- Extracted data -

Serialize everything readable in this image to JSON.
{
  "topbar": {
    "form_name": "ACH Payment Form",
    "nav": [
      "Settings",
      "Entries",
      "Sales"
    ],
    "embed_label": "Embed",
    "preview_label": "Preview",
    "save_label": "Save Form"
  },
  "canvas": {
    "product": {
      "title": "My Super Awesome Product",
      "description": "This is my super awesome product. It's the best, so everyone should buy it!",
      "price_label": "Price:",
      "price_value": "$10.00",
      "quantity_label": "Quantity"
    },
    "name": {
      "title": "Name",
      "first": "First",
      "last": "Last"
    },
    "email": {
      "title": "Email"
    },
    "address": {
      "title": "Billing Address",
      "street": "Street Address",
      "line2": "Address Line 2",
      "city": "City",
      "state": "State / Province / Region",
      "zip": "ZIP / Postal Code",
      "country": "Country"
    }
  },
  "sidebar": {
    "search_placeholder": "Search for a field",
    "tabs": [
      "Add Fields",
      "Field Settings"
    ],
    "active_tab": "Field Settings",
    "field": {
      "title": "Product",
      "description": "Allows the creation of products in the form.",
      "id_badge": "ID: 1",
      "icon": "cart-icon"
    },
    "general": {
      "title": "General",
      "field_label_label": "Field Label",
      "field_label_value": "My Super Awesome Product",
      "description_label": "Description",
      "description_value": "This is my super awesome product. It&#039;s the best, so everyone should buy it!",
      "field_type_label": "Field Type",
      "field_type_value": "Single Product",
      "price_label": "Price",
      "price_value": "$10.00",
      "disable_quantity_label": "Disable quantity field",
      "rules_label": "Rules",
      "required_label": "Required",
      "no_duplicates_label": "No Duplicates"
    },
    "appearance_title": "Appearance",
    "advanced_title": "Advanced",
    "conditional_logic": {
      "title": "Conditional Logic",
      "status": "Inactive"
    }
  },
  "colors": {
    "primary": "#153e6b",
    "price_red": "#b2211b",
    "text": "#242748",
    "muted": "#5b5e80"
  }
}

- Written instruction -
Every line above needs to be retyped exactly.

- The answer -
Serialize everything readable in this image to JSON.
{
  "topbar": {
    "form_name": "ACH Payment Form",
    "nav": [
      "Settings",
      "Entries",
      "Sales"
    ],
    "embed_label": "Embed",
    "preview_label": "Preview",
    "save_label": "Save Form"
  },
  "canvas": {
    "product": {
      "title": "My Super Awesome Product",
      "description": "This is my super awesome product. It's the best, so everyone should buy it!",
      "price_label": "Price:",
      "price_value": "$10.00",
      "quantity_label": "Quantity"
    },
    "name": {
      "title": "Name",
      "first": "First",
      "last": "Last"
    },
    "email": {
      "title": "Email"
    },
    "address": {
      "title": "Billing Address",
      "street": "Street Address",
      "line2": "Address Line 2",
      "city": "City",
      "state": "State / Province / Region",
      "zip": "ZIP / Postal Code",
      "country": "Country"
    }
  },
  "sidebar": {
    "search_placeholder": "Search for a field",
    "tabs": [
      "Add Fields",
      "Field Settings"
    ],
    "active_tab": "Field Settings",
    "field": {
      "title": "Product",
      "description": "Allows the creation of products in the form.",
      "id_badge": "ID: 1",
      "icon": "cart-icon"
    },
    "general": {
      "title": "General",
      "field_label_label": "Field Label",
      "field_label_value": "My Super Awesome Product",
      "description_label": "Description",
      "description_value": "This is my super awesome product. It&#039;s the best, so everyone should buy it!",
      "field_type_label": "Field Type",
      "field_type_value": "Single Product",
      "price_label": "Price",
      "price_value": "$10.00",
      "disable_quantity_label": "Disable quantity field",
      "rules_label": "Rules",
      "required_label": "Required",
      "no_duplicates_label": "No Duplicates"
    },
    "appearance_title": "Appearance",
    "advanced_title": "Advanced",
    "conditional_logic": {
      "title": "Conditional Logic",
      "status": "Inactive"
    }
  },
  "colors": {
    "primary": "#153e6b",
    "price_red": "#b2211b",
    "text": "#242748",
    "muted": "#5b5e80"
  }
}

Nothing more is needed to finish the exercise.